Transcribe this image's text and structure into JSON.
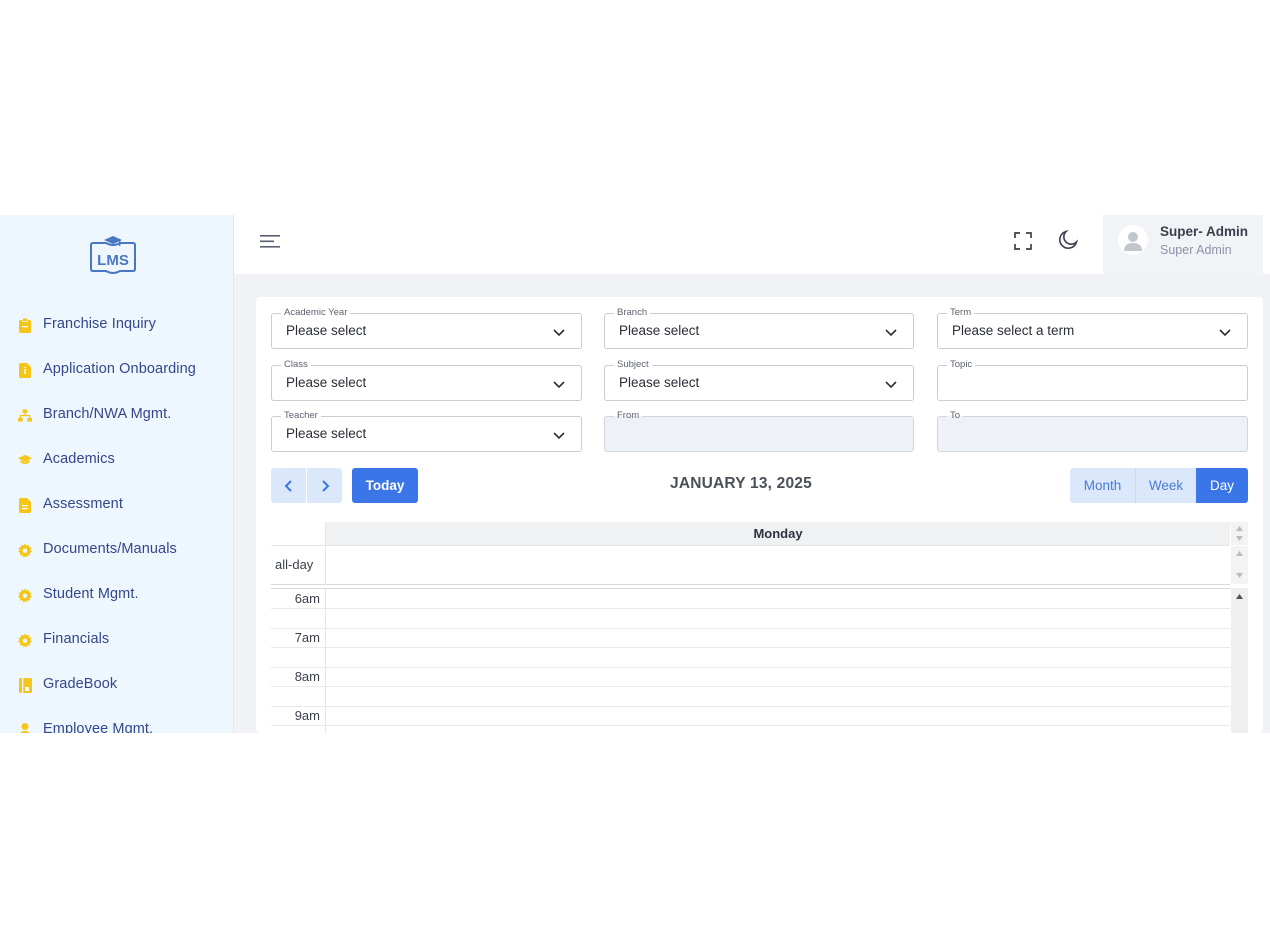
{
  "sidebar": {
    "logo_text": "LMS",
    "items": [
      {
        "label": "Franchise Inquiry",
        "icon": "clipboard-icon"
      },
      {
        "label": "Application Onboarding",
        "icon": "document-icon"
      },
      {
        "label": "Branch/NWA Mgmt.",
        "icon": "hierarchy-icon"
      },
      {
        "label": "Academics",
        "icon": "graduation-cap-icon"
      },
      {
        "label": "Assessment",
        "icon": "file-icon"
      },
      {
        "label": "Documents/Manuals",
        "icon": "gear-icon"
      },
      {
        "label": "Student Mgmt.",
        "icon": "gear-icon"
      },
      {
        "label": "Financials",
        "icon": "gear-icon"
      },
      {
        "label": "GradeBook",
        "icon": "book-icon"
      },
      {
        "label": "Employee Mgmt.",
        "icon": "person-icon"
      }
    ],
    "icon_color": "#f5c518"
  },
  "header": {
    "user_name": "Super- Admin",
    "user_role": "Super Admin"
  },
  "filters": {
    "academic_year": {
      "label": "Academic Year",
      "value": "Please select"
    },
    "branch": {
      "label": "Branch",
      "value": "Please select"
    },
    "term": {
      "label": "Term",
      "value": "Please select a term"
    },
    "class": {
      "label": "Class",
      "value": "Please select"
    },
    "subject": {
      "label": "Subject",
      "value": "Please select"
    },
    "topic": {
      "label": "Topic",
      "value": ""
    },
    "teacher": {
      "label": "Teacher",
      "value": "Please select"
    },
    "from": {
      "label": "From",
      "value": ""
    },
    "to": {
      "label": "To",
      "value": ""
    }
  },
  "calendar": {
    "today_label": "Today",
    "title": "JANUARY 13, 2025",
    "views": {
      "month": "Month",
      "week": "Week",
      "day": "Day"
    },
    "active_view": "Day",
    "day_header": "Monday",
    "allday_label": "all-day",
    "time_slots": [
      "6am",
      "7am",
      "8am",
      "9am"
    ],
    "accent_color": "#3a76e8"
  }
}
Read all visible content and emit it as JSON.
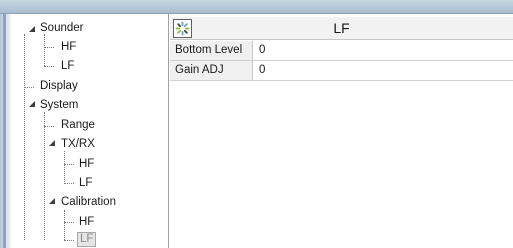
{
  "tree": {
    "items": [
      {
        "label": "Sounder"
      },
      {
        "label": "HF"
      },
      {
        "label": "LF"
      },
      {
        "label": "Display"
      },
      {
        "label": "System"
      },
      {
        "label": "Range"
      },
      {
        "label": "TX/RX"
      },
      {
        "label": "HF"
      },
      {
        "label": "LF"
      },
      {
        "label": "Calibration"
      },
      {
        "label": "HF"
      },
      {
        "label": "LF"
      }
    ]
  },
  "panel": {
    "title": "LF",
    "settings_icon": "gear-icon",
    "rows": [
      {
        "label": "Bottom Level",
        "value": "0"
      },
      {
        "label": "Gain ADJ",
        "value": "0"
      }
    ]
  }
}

══════

### Task statement
Return to the listing above and set it down exactly, leaving out its pictures.

### Task solution
Transcribe this image's text and structure into JSON.
{
  "sidebar": {
    "logo_text": "LMS",
    "items": [
      {
        "label": "Franchise Inquiry",
        "icon": "clipboard-icon"
      },
      {
        "label": "Application Onboarding",
        "icon": "document-icon"
      },
      {
        "label": "Branch/NWA Mgmt.",
        "icon": "hierarchy-icon"
      },
      {
        "label": "Academics",
        "icon": "graduation-cap-icon"
      },
      {
        "label": "Assessment",
        "icon": "file-icon"
      },
      {
        "label": "Documents/Manuals",
        "icon": "gear-icon"
      },
      {
        "label": "Student Mgmt.",
        "icon": "gear-icon"
      },
      {
        "label": "Financials",
        "icon": "gear-icon"
      },
      {
        "label": "GradeBook",
        "icon": "book-icon"
      },
      {
        "label": "Employee Mgmt.",
        "icon": "person-icon"
      }
    ],
    "icon_color": "#f5c518"
  },
  "header": {
    "user_name": "Super- Admin",
    "user_role": "Super Admin"
  },
  "filters": {
    "academic_year": {
      "label": "Academic Year",
      "value": "Please select"
    },
    "branch": {
      "label": "Branch",
      "value": "Please select"
    },
    "term": {
      "label": "Term",
      "value": "Please select a term"
    },
    "class": {
      "label": "Class",
      "value": "Please select"
    },
    "subject": {
      "label": "Subject",
      "value": "Please select"
    },
    "topic": {
      "label": "Topic",
      "value": ""
    },
    "teacher": {
      "label": "Teacher",
      "value": "Please select"
    },
    "from": {
      "label": "From",
      "value": ""
    },
    "to": {
      "label": "To",
      "value": ""
    }
  },
  "calendar": {
    "today_label": "Today",
    "title": "JANUARY 13, 2025",
    "views": {
      "month": "Month",
      "week": "Week",
      "day": "Day"
    },
    "active_view": "Day",
    "day_header": "Monday",
    "allday_label": "all-day",
    "time_slots": [
      "6am",
      "7am",
      "8am",
      "9am"
    ],
    "accent_color": "#3a76e8"
  }
}
Read all visible content and emit it as JSON.
{
  "tree": {
    "items": [
      {
        "label": "Sounder"
      },
      {
        "label": "HF"
      },
      {
        "label": "LF"
      },
      {
        "label": "Display"
      },
      {
        "label": "System"
      },
      {
        "label": "Range"
      },
      {
        "label": "TX/RX"
      },
      {
        "label": "HF"
      },
      {
        "label": "LF"
      },
      {
        "label": "Calibration"
      },
      {
        "label": "HF"
      },
      {
        "label": "LF"
      }
    ]
  },
  "panel": {
    "title": "LF",
    "settings_icon": "gear-icon",
    "rows": [
      {
        "label": "Bottom Level",
        "value": "0"
      },
      {
        "label": "Gain ADJ",
        "value": "0"
      }
    ]
  }
}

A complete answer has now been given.